### DATA SHOWN

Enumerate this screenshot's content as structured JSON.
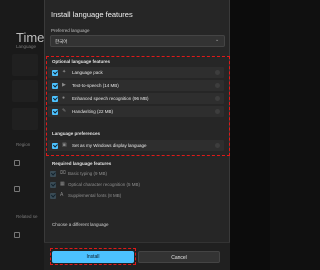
{
  "background": {
    "title": "Time",
    "side_labels": [
      "Language",
      "Region",
      "Related se"
    ]
  },
  "dialog": {
    "title": "Install language features",
    "preferred_language_label": "Preferred language",
    "preferred_language_value": "한국어",
    "optional_section_label": "Optional language features",
    "optional_features": [
      {
        "label": "Language pack",
        "checked": true,
        "icon": "language-pack-icon"
      },
      {
        "label": "Text-to-speech (14 MB)",
        "checked": true,
        "icon": "speech-icon"
      },
      {
        "label": "Enhanced speech recognition (96 MB)",
        "checked": true,
        "icon": "microphone-icon"
      },
      {
        "label": "Handwriting (22 MB)",
        "checked": true,
        "icon": "pen-icon"
      }
    ],
    "preferences_section_label": "Language preferences",
    "preferences": [
      {
        "label": "Set as my Windows display language",
        "checked": true,
        "icon": "display-icon"
      }
    ],
    "required_section_label": "Required language features",
    "required_features": [
      {
        "label": "Basic typing (9 MB)",
        "icon": "keyboard-icon"
      },
      {
        "label": "Optical character recognition (5 MB)",
        "icon": "ocr-icon"
      },
      {
        "label": "Supplemental fonts (8 MB)",
        "icon": "font-icon"
      }
    ],
    "choose_different": "Choose a different language",
    "install_label": "Install",
    "cancel_label": "Cancel"
  },
  "colors": {
    "accent": "#4cc2ff",
    "highlight": "#e01818"
  }
}
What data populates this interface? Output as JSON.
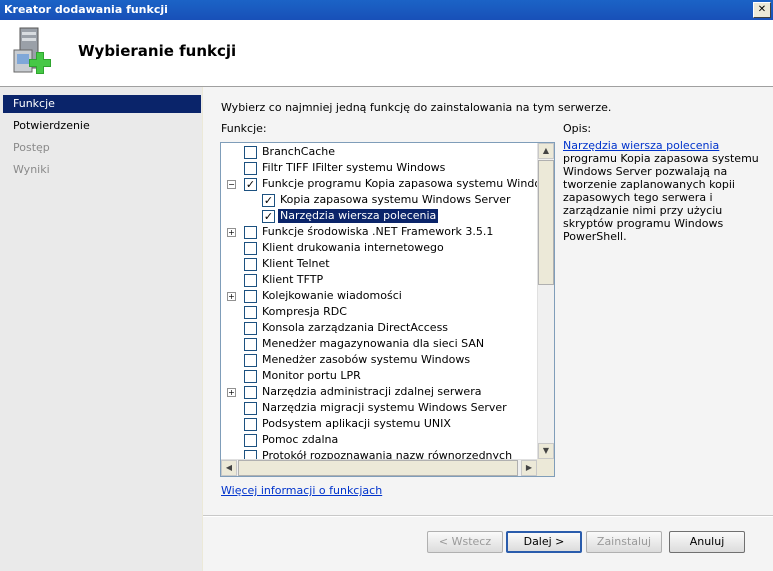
{
  "window": {
    "title": "Kreator dodawania funkcji",
    "close_glyph": "✕"
  },
  "header": {
    "title": "Wybieranie funkcji",
    "icon": "server-add-icon"
  },
  "sidebar": {
    "items": [
      {
        "label": "Funkcje",
        "state": "active"
      },
      {
        "label": "Potwierdzenie",
        "state": "normal"
      },
      {
        "label": "Postęp",
        "state": "disabled"
      },
      {
        "label": "Wyniki",
        "state": "disabled"
      }
    ]
  },
  "main": {
    "instruction": "Wybierz co najmniej jedną funkcję do zainstalowania na tym serwerze.",
    "features_label": "Funkcje:",
    "description_label": "Opis:",
    "description_link": "Narzędzia wiersza polecenia",
    "description_text": " programu Kopia zapasowa systemu Windows Server pozwalają na tworzenie zaplanowanych kopii zapasowych tego serwera i zarządzanie nimi przy użyciu skryptów programu Windows PowerShell.",
    "more_info_link": "Więcej informacji o funkcjach",
    "features": [
      {
        "label": "BranchCache",
        "checked": false,
        "expander": "",
        "level": 0
      },
      {
        "label": "Filtr TIFF IFilter systemu Windows",
        "checked": false,
        "expander": "",
        "level": 0
      },
      {
        "label": "Funkcje programu Kopia zapasowa systemu Windows Server",
        "checked": true,
        "expander": "−",
        "level": 0
      },
      {
        "label": "Kopia zapasowa systemu Windows Server",
        "checked": true,
        "expander": "",
        "level": 1
      },
      {
        "label": "Narzędzia wiersza polecenia",
        "checked": true,
        "expander": "",
        "level": 1,
        "selected": true
      },
      {
        "label": "Funkcje środowiska .NET Framework 3.5.1",
        "checked": false,
        "expander": "+",
        "level": 0
      },
      {
        "label": "Klient drukowania internetowego",
        "checked": false,
        "expander": "",
        "level": 0
      },
      {
        "label": "Klient Telnet",
        "checked": false,
        "expander": "",
        "level": 0
      },
      {
        "label": "Klient TFTP",
        "checked": false,
        "expander": "",
        "level": 0
      },
      {
        "label": "Kolejkowanie wiadomości",
        "checked": false,
        "expander": "+",
        "level": 0
      },
      {
        "label": "Kompresja RDC",
        "checked": false,
        "expander": "",
        "level": 0
      },
      {
        "label": "Konsola zarządzania DirectAccess",
        "checked": false,
        "expander": "",
        "level": 0
      },
      {
        "label": "Menedżer magazynowania dla sieci SAN",
        "checked": false,
        "expander": "",
        "level": 0
      },
      {
        "label": "Menedżer zasobów systemu Windows",
        "checked": false,
        "expander": "",
        "level": 0
      },
      {
        "label": "Monitor portu LPR",
        "checked": false,
        "expander": "",
        "level": 0
      },
      {
        "label": "Narzędzia administracji zdalnej serwera",
        "checked": false,
        "expander": "+",
        "level": 0
      },
      {
        "label": "Narzędzia migracji systemu Windows Server",
        "checked": false,
        "expander": "",
        "level": 0
      },
      {
        "label": "Podsystem aplikacji systemu UNIX",
        "checked": false,
        "expander": "",
        "level": 0
      },
      {
        "label": "Pomoc zdalna",
        "checked": false,
        "expander": "",
        "level": 0
      },
      {
        "label": "Protokół rozpoznawania nazw równorzędnych",
        "checked": false,
        "expander": "",
        "level": 0
      }
    ]
  },
  "buttons": {
    "back": "< Wstecz",
    "next": "Dalej >",
    "install": "Zainstaluj",
    "cancel": "Anuluj"
  },
  "scroll_glyphs": {
    "up": "▲",
    "down": "▼",
    "left": "◀",
    "right": "▶"
  },
  "check_glyph": "✓"
}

### PROBLEM STATEMENT
Every line containing the string "wiersza" must be listed.

### RESPONSE
    "description_link": "Narzędzia wiersza polecenia",
        "label": "Narzędzia wiersza polecenia",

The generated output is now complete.